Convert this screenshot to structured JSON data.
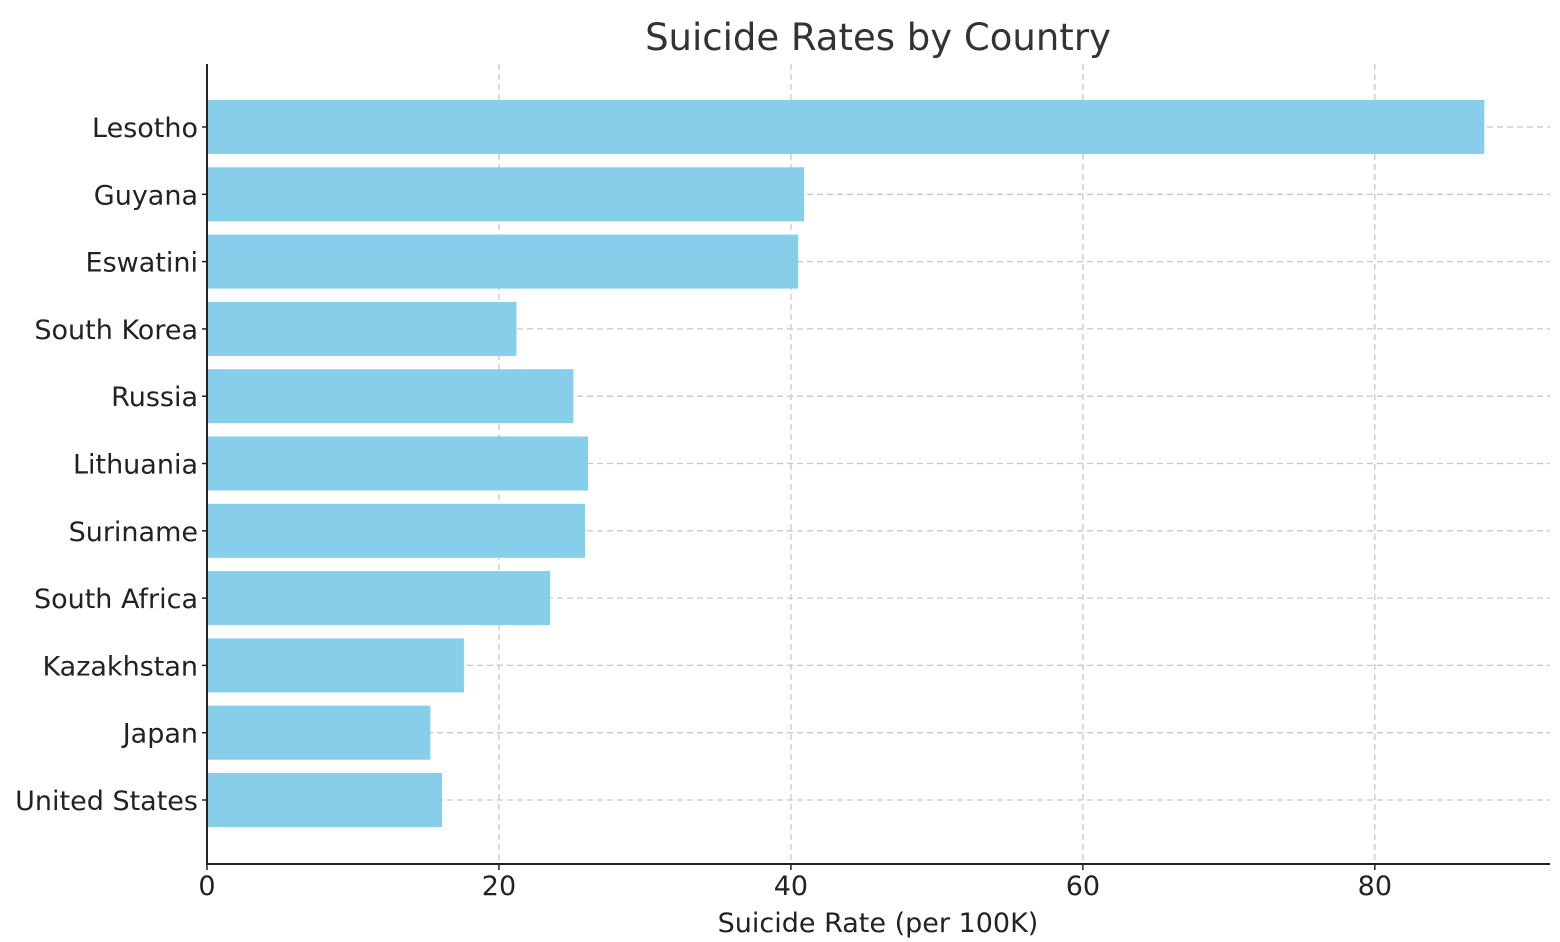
{
  "chart_data": {
    "type": "bar",
    "orientation": "horizontal",
    "title": "Suicide Rates by Country",
    "xlabel": "Suicide Rate (per 100K)",
    "ylabel": "",
    "categories": [
      "Lesotho",
      "Guyana",
      "Eswatini",
      "South Korea",
      "Russia",
      "Lithuania",
      "Suriname",
      "South Africa",
      "Kazakhstan",
      "Japan",
      "United States"
    ],
    "values": [
      87.5,
      40.9,
      40.5,
      21.2,
      25.1,
      26.1,
      25.9,
      23.5,
      17.6,
      15.3,
      16.1
    ],
    "xlim": [
      0,
      92
    ],
    "xticks": [
      0,
      20,
      40,
      60,
      80
    ],
    "xtick_labels": [
      "0",
      "20",
      "40",
      "60",
      "80"
    ],
    "grid": true,
    "bar_color": "#87ceeb"
  }
}
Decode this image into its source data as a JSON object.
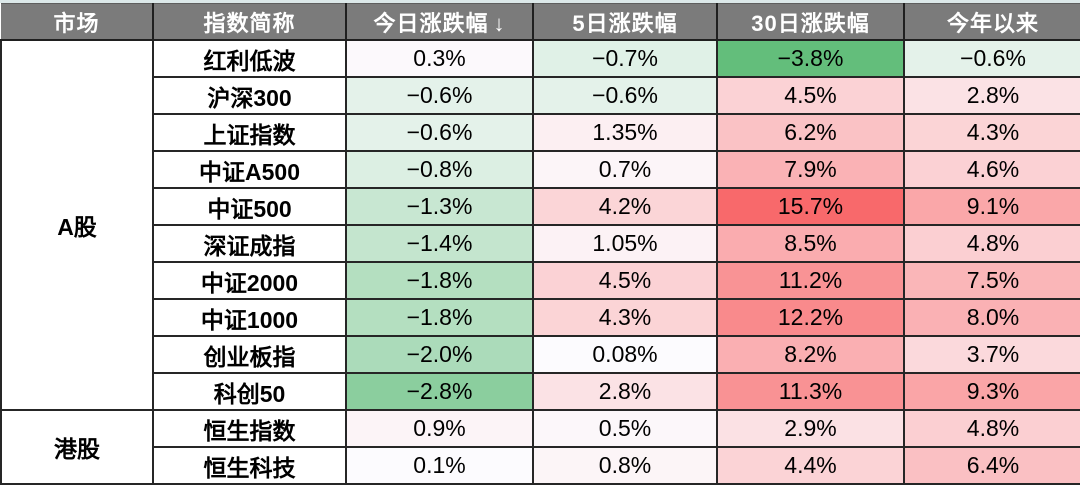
{
  "colors": {
    "header_bg": "#7b7b7b",
    "header_text": "#ffffff",
    "grid_border": "#262626",
    "row_bg": "#ffffff",
    "top_strip": "#dce8e9",
    "negative_green": "#63be7b",
    "neutral_white": "#fcfcff",
    "positive_red": "#f8696b"
  },
  "chart_data": {
    "type": "table",
    "columns": [
      "市场",
      "指数简称",
      "今日涨跌幅",
      "5日涨跌幅",
      "30日涨跌幅",
      "今年以来"
    ],
    "sort_indicator": "↓",
    "groups": [
      {
        "market": "A股",
        "rows": [
          {
            "name": "红利低波",
            "values": [
              "0.3%",
              "−0.7%",
              "−3.8%",
              "−0.6%"
            ]
          },
          {
            "name": "沪深300",
            "values": [
              "−0.6%",
              "−0.6%",
              "4.5%",
              "2.8%"
            ]
          },
          {
            "name": "上证指数",
            "values": [
              "−0.6%",
              "1.35%",
              "6.2%",
              "4.3%"
            ]
          },
          {
            "name": "中证A500",
            "values": [
              "−0.8%",
              "0.7%",
              "7.9%",
              "4.6%"
            ]
          },
          {
            "name": "中证500",
            "values": [
              "−1.3%",
              "4.2%",
              "15.7%",
              "9.1%"
            ]
          },
          {
            "name": "深证成指",
            "values": [
              "−1.4%",
              "1.05%",
              "8.5%",
              "4.8%"
            ]
          },
          {
            "name": "中证2000",
            "values": [
              "−1.8%",
              "4.5%",
              "11.2%",
              "7.5%"
            ]
          },
          {
            "name": "中证1000",
            "values": [
              "−1.8%",
              "4.3%",
              "12.2%",
              "8.0%"
            ]
          },
          {
            "name": "创业板指",
            "values": [
              "−2.0%",
              "0.08%",
              "8.2%",
              "3.7%"
            ]
          },
          {
            "name": "科创50",
            "values": [
              "−2.8%",
              "2.8%",
              "11.3%",
              "9.3%"
            ]
          }
        ]
      },
      {
        "market": "港股",
        "rows": [
          {
            "name": "恒生指数",
            "values": [
              "0.9%",
              "0.5%",
              "2.9%",
              "4.8%"
            ]
          },
          {
            "name": "恒生科技",
            "values": [
              "0.1%",
              "0.8%",
              "4.4%",
              "6.4%"
            ]
          }
        ]
      }
    ],
    "color_scale": {
      "type": "3-color",
      "min_value": -3.8,
      "mid_value": 0,
      "max_value": 15.7,
      "min_color": "#63be7b",
      "mid_color": "#fcfcff",
      "max_color": "#f8696b"
    }
  }
}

◆ EXERCISE ◆
Identify the lines of the data that contain the word "this". Copy each of them.

◆ ANSWER BELOW ◆
Convert this screenshot to structured JSON data.
Decode this image into its source data as a JSON object.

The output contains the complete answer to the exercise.